Exercise - Your task is to output the listing word for word, with pictures excluded.
---------- Dataset records ----------
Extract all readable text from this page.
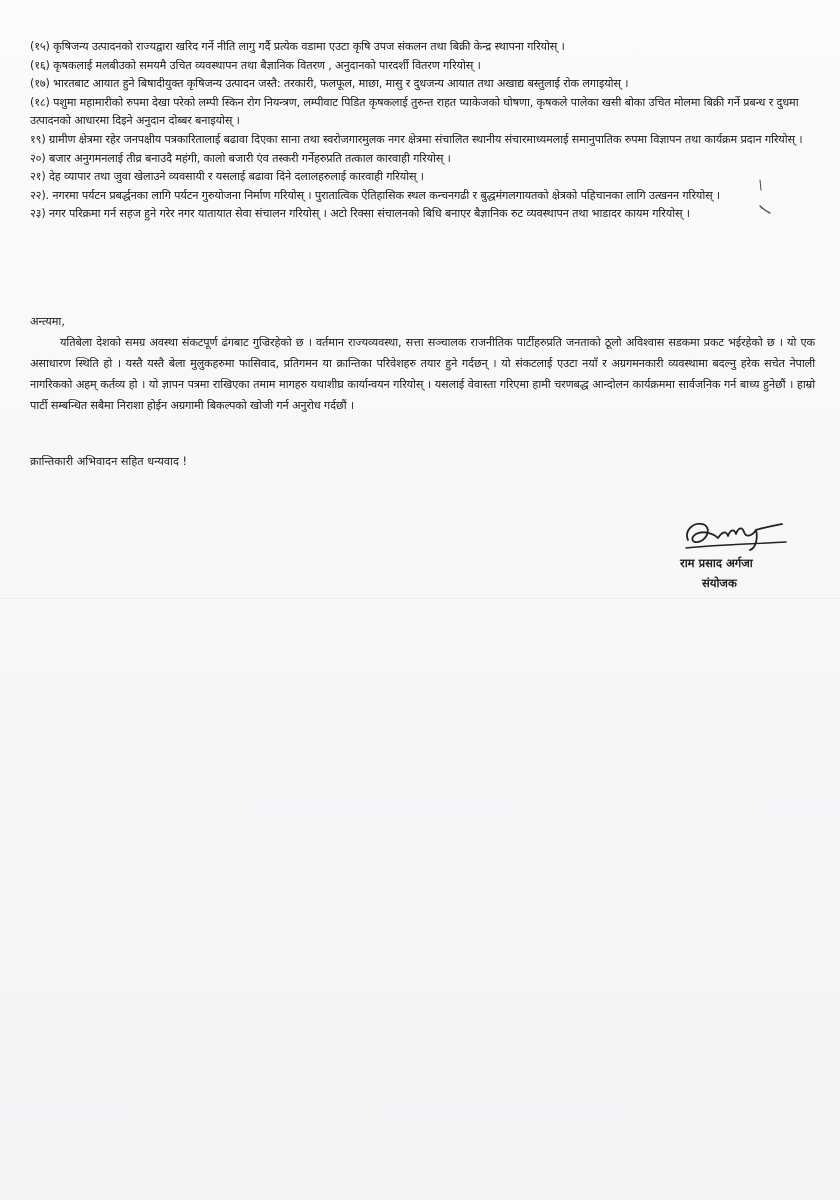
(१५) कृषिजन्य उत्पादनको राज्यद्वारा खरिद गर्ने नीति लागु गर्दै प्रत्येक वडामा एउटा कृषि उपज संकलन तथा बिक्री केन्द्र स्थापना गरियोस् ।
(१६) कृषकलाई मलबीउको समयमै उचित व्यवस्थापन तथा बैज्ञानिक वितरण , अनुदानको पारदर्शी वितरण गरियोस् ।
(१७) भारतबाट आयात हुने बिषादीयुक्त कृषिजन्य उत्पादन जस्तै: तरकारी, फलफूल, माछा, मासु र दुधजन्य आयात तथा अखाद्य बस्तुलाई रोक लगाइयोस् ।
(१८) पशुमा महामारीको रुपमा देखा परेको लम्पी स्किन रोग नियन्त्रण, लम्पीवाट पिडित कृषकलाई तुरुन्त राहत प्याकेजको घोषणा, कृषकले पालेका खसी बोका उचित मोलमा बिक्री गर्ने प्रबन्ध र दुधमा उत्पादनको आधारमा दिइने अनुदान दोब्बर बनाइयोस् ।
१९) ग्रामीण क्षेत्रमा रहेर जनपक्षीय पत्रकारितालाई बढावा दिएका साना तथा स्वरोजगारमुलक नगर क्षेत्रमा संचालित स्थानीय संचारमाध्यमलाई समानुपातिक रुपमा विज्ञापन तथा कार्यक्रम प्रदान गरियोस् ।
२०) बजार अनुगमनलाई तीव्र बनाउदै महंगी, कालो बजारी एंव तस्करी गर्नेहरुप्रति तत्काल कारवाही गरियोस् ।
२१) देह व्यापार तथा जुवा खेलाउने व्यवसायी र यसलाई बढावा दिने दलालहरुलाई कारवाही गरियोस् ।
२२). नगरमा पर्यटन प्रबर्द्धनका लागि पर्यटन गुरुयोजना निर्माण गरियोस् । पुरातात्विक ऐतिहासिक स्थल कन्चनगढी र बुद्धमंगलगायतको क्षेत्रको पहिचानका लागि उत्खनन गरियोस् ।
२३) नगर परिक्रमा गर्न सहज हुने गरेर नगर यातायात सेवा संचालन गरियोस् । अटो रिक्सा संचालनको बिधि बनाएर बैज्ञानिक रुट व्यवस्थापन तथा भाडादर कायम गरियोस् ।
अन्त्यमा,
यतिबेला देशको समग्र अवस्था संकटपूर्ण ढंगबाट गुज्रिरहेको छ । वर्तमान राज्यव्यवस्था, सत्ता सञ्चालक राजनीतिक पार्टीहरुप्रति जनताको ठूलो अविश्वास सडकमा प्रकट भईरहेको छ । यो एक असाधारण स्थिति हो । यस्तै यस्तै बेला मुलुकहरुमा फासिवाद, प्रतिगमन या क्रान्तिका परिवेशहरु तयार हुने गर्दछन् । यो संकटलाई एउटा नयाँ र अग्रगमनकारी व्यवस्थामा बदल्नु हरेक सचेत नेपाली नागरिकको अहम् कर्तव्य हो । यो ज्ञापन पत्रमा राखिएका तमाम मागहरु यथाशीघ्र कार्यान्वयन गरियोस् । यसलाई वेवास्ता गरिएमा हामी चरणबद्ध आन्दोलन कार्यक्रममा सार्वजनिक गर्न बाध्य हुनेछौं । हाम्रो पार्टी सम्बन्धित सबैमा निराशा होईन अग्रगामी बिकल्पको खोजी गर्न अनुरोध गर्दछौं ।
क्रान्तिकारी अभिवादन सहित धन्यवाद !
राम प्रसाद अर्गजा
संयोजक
----------
Result for this task -
Extract all readable text from this page.
(१५) कृषिजन्य उत्पादनको राज्यद्वारा खरिद गर्ने नीति लागु गर्दै प्रत्येक वडामा एउटा कृषि उपज संकलन तथा बिक्री केन्द्र स्थापना गरियोस् ।
(१६) कृषकलाई मलबीउको समयमै उचित व्यवस्थापन तथा बैज्ञानिक वितरण , अनुदानको पारदर्शी वितरण गरियोस् ।
(१७) भारतबाट आयात हुने बिषादीयुक्त कृषिजन्य उत्पादन जस्तै: तरकारी, फलफूल, माछा, मासु र दुधजन्य आयात तथा अखाद्य बस्तुलाई रोक लगाइयोस् ।
(१८) पशुमा महामारीको रुपमा देखा परेको लम्पी स्किन रोग नियन्त्रण, लम्पीवाट पिडित कृषकलाई तुरुन्त राहत प्याकेजको घोषणा, कृषकले पालेका खसी बोका उचित मोलमा बिक्री गर्ने प्रबन्ध र दुधमा उत्पादनको आधारमा दिइने अनुदान दोब्बर बनाइयोस् ।
१९) ग्रामीण क्षेत्रमा रहेर जनपक्षीय पत्रकारितालाई बढावा दिएका साना तथा स्वरोजगारमुलक नगर क्षेत्रमा संचालित स्थानीय संचारमाध्यमलाई समानुपातिक रुपमा विज्ञापन तथा कार्यक्रम प्रदान गरियोस् ।
२०) बजार अनुगमनलाई तीव्र बनाउदै महंगी, कालो बजारी एंव तस्करी गर्नेहरुप्रति तत्काल कारवाही गरियोस् ।
२१) देह व्यापार तथा जुवा खेलाउने व्यवसायी र यसलाई बढावा दिने दलालहरुलाई कारवाही गरियोस् ।
२२). नगरमा पर्यटन प्रबर्द्धनका लागि पर्यटन गुरुयोजना निर्माण गरियोस् । पुरातात्विक ऐतिहासिक स्थल कन्चनगढी र बुद्धमंगलगायतको क्षेत्रको पहिचानका लागि उत्खनन गरियोस् ।
२३) नगर परिक्रमा गर्न सहज हुने गरेर नगर यातायात सेवा संचालन गरियोस् । अटो रिक्सा संचालनको बिधि बनाएर बैज्ञानिक रुट व्यवस्थापन तथा भाडादर कायम गरियोस् ।
अन्त्यमा,
यतिबेला देशको समग्र अवस्था संकटपूर्ण ढंगबाट गुज्रिरहेको छ । वर्तमान राज्यव्यवस्था, सत्ता सञ्चालक राजनीतिक पार्टीहरुप्रति जनताको ठूलो अविश्वास सडकमा प्रकट भईरहेको छ । यो एक असाधारण स्थिति हो । यस्तै यस्तै बेला मुलुकहरुमा फासिवाद, प्रतिगमन या क्रान्तिका परिवेशहरु तयार हुने गर्दछन् । यो संकटलाई एउटा नयाँ र अग्रगमनकारी व्यवस्थामा बदल्नु हरेक सचेत नेपाली नागरिकको अहम् कर्तव्य हो । यो ज्ञापन पत्रमा राखिएका तमाम मागहरु यथाशीघ्र कार्यान्वयन गरियोस् । यसलाई वेवास्ता गरिएमा हामी चरणबद्ध आन्दोलन कार्यक्रममा सार्वजनिक गर्न बाध्य हुनेछौं । हाम्रो पार्टी सम्बन्धित सबैमा निराशा होईन अग्रगामी बिकल्पको खोजी गर्न अनुरोध गर्दछौं ।
क्रान्तिकारी अभिवादन सहित धन्यवाद !
राम प्रसाद अर्गजा
संयोजक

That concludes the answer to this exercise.